● SHORT PROBLEM:
Please recast the listing as a Markdown table, from its first line through the line containing "port-name: FILE: — [79, 533, 118, 550]", with both ends included and blank lines left out. Put each row's number under Row and the line itself under Entry.

——————

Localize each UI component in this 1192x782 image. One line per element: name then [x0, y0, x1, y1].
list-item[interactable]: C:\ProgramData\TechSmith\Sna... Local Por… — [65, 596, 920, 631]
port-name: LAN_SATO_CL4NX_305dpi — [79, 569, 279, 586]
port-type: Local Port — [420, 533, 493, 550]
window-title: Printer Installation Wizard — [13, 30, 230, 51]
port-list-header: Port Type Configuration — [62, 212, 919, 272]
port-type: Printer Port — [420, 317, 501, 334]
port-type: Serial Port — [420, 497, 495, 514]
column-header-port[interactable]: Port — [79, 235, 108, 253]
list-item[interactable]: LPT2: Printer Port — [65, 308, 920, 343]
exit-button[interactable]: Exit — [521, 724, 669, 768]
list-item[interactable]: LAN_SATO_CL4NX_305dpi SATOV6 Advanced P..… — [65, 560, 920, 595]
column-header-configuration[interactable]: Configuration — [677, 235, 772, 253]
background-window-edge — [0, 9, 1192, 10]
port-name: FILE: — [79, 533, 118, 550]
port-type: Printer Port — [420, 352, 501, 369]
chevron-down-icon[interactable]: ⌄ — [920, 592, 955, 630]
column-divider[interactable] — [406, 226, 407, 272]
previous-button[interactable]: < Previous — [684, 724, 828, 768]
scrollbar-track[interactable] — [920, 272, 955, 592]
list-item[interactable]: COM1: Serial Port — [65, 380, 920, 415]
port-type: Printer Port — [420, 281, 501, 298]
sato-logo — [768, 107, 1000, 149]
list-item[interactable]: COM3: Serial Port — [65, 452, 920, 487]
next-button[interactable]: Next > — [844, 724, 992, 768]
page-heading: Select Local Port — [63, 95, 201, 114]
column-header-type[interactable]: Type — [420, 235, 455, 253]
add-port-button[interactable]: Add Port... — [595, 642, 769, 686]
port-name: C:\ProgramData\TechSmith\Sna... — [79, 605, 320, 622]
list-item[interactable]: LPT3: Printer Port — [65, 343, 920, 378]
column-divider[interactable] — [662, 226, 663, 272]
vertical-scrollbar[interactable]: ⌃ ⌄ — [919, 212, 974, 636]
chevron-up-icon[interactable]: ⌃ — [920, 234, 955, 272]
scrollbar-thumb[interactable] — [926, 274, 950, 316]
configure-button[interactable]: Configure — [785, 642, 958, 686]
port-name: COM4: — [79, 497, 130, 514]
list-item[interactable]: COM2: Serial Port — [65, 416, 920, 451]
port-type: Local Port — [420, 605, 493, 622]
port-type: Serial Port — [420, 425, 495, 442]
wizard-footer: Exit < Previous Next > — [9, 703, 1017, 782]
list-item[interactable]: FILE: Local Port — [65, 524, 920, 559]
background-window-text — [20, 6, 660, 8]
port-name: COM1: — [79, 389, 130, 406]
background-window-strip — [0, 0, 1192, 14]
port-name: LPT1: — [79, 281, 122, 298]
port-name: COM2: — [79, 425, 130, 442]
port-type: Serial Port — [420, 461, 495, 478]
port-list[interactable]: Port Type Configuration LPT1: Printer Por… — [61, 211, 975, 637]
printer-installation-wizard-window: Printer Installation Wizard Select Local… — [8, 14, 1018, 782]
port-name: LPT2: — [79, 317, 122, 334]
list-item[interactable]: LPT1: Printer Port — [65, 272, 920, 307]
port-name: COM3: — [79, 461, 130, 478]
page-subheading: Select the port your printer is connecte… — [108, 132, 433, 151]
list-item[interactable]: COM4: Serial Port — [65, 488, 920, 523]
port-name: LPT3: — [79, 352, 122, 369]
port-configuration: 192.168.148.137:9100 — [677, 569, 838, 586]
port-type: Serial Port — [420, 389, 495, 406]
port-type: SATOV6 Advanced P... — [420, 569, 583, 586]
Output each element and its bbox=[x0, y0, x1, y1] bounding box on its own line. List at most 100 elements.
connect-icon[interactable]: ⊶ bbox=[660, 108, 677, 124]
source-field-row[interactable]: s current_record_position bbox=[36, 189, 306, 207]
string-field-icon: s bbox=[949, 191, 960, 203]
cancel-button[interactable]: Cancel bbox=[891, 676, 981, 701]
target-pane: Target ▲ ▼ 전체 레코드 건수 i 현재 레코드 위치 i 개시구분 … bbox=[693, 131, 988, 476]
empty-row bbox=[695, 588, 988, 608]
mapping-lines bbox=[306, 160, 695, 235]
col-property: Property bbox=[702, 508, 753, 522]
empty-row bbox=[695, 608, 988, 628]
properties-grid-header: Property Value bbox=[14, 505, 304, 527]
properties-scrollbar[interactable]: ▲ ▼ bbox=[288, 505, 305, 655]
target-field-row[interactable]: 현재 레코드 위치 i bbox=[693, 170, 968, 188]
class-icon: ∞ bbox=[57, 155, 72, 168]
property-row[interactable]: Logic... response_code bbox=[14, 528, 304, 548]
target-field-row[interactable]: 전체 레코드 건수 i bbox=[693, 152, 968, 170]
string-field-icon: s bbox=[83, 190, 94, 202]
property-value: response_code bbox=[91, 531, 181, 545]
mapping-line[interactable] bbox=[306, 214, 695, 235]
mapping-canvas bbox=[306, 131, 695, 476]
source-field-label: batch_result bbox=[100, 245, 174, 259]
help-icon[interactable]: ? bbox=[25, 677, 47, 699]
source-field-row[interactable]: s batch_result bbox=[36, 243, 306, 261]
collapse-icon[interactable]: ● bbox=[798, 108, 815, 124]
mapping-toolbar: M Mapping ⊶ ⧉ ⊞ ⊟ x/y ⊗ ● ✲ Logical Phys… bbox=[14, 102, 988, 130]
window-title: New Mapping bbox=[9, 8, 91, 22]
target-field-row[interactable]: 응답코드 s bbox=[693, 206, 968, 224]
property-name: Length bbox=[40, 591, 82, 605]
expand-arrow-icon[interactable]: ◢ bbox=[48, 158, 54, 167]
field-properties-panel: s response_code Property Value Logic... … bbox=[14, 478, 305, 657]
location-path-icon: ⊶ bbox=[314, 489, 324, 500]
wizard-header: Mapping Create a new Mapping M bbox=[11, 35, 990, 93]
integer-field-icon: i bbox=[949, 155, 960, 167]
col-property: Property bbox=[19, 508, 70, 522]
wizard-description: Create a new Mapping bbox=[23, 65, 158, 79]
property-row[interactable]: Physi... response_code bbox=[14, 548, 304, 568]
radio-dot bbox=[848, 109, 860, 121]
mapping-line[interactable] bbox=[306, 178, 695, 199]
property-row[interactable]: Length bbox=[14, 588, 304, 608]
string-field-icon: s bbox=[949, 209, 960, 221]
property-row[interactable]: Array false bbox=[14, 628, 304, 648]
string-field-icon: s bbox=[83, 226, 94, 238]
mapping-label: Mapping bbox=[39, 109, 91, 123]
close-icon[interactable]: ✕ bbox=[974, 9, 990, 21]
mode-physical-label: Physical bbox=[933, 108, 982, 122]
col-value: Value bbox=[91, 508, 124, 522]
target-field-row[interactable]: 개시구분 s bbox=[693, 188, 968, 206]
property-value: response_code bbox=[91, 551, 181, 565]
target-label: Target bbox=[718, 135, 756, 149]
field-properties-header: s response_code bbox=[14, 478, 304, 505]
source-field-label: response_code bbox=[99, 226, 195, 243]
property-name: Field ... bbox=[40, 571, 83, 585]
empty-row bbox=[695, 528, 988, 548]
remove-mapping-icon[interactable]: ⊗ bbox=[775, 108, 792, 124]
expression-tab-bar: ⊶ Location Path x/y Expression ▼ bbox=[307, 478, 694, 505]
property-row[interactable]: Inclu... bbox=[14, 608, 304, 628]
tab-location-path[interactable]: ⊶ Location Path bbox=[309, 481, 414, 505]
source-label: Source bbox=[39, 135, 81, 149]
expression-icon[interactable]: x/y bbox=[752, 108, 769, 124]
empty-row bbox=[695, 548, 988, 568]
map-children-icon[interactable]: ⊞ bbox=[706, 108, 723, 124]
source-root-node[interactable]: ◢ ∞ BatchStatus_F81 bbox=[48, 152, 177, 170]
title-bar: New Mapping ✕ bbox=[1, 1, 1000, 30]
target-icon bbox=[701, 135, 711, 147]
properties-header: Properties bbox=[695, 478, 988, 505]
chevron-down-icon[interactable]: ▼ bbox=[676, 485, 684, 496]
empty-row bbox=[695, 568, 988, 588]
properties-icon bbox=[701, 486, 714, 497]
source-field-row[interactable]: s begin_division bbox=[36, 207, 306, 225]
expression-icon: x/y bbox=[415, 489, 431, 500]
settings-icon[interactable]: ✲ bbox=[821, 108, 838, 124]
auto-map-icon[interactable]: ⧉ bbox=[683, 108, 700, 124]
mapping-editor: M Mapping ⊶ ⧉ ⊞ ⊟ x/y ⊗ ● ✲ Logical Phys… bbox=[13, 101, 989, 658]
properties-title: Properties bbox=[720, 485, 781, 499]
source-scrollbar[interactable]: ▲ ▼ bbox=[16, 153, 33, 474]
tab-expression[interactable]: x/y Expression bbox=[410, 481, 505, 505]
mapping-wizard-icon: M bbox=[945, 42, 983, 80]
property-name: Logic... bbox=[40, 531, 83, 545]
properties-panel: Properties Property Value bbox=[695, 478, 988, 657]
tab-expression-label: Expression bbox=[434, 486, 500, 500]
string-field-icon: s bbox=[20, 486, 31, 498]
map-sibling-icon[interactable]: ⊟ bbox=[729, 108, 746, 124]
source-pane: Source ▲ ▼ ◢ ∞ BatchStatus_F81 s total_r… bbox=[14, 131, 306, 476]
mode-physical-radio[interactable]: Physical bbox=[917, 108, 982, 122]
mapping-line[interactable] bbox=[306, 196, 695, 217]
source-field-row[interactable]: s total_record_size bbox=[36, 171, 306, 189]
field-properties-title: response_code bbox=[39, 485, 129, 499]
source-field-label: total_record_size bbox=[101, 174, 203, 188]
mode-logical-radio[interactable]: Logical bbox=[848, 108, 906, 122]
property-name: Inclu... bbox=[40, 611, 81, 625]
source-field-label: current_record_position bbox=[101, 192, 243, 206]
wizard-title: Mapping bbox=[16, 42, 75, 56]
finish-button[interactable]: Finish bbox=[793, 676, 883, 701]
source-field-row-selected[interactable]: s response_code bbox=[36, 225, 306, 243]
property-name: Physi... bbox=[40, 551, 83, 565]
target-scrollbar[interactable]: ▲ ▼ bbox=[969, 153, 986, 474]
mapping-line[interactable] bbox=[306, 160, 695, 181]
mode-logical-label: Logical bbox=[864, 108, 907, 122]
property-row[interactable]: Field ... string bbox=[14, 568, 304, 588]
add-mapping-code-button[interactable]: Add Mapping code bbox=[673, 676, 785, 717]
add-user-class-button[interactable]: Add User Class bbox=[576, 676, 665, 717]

——————

● TASK ANSWER:
| Row | Entry |
|---|---|
| 1 | Localize each UI component in this 1192x782 image. One line per element: name then [x0, y0, x1, y1]. |
| 2 | list-item[interactable]: C:\ProgramData\TechSmith\Sna... Local Por… — [65, 596, 920, 631] |
| 3 | port-name: LAN_SATO_CL4NX_305dpi — [79, 569, 279, 586] |
| 4 | port-type: Local Port — [420, 533, 493, 550] |
| 5 | window-title: Printer Installation Wizard — [13, 30, 230, 51] |
| 6 | port-list-header: Port Type Configuration — [62, 212, 919, 272] |
| 7 | port-type: Printer Port — [420, 317, 501, 334] |
| 8 | port-type: Serial Port — [420, 497, 495, 514] |
| 9 | column-header-port[interactable]: Port — [79, 235, 108, 253] |
| 10 | list-item[interactable]: LPT2: Printer Port — [65, 308, 920, 343] |
| 11 | exit-button[interactable]: Exit — [521, 724, 669, 768] |
| 12 | list-item[interactable]: LAN_SATO_CL4NX_305dpi SATOV6 Advanced P..… — [65, 560, 920, 595] |
| 13 | column-header-configuration[interactable]: Configuration — [677, 235, 772, 253] |
| 14 | background-window-edge — [0, 9, 1192, 10] |
| 15 | port-name: FILE: — [79, 533, 118, 550] |